Problem statement —
Copy out all the lines where "JSON" shows up.

Record extracts —

☆ ☆ ☆ ☆ ☆

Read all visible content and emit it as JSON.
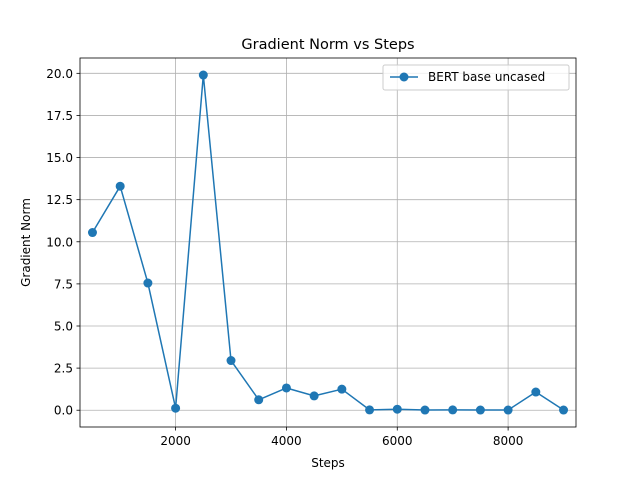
{
  "chart_data": {
    "type": "line",
    "title": "Gradient Norm vs Steps",
    "xlabel": "Steps",
    "ylabel": "Gradient Norm",
    "xlim": [
      275,
      9225
    ],
    "ylim": [
      -0.996,
      20.91
    ],
    "xticks": [
      2000,
      4000,
      6000,
      8000
    ],
    "xtick_labels": [
      "2000",
      "4000",
      "6000",
      "8000"
    ],
    "yticks": [
      0,
      2.5,
      5,
      7.5,
      10,
      12.5,
      15,
      17.5,
      20
    ],
    "ytick_labels": [
      "0.0",
      "2.5",
      "5.0",
      "7.5",
      "10.0",
      "12.5",
      "15.0",
      "17.5",
      "20.0"
    ],
    "grid": true,
    "legend_position": "upper right",
    "x": [
      500,
      1000,
      1500,
      2000,
      2500,
      3000,
      3500,
      4000,
      4500,
      5000,
      5500,
      6000,
      6500,
      7000,
      7500,
      8000,
      8500,
      9000
    ],
    "series": [
      {
        "name": "BERT base uncased",
        "color": "#1f77b4",
        "marker": "circle",
        "values": [
          10.55,
          13.3,
          7.55,
          0.12,
          19.9,
          2.95,
          0.62,
          1.32,
          0.85,
          1.25,
          0.02,
          0.06,
          0.01,
          0.02,
          0.01,
          0.01,
          1.08,
          0.01
        ]
      }
    ]
  }
}
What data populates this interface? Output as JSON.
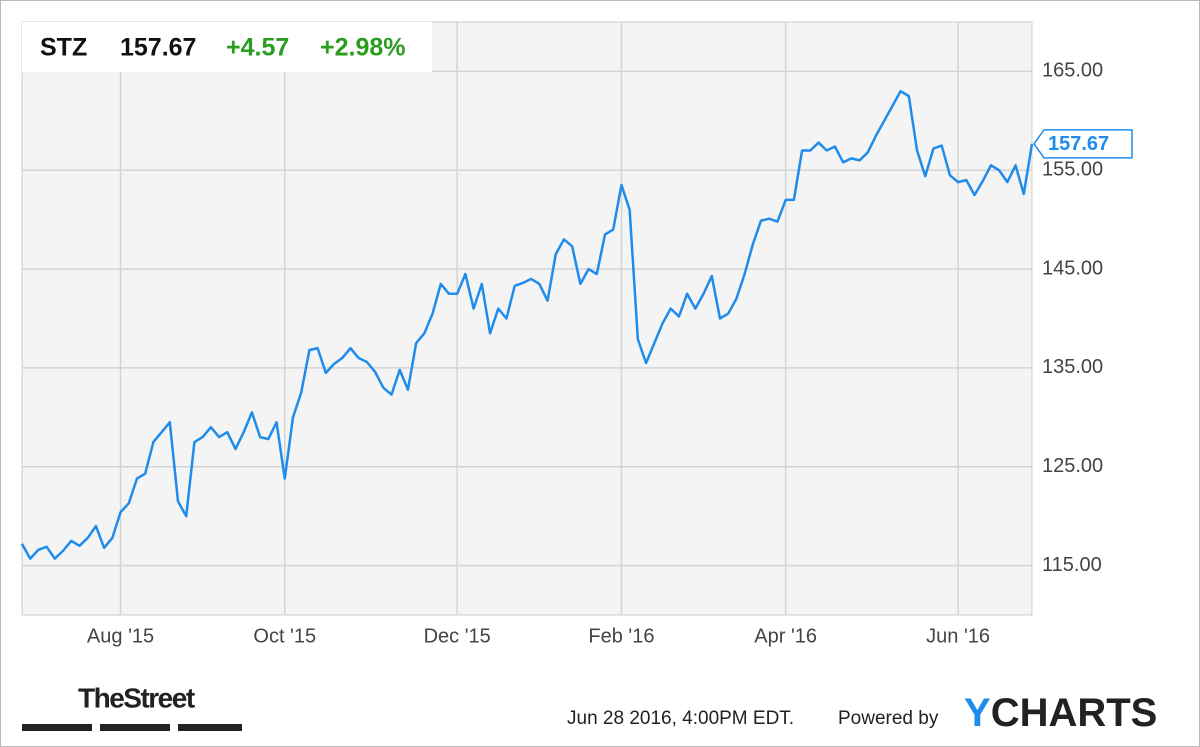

☆ ☆ ☆ ☆ ☆

Result for this exercise —
Read all visible content and emit it as JSON.
What data populates this interface? Output as JSON.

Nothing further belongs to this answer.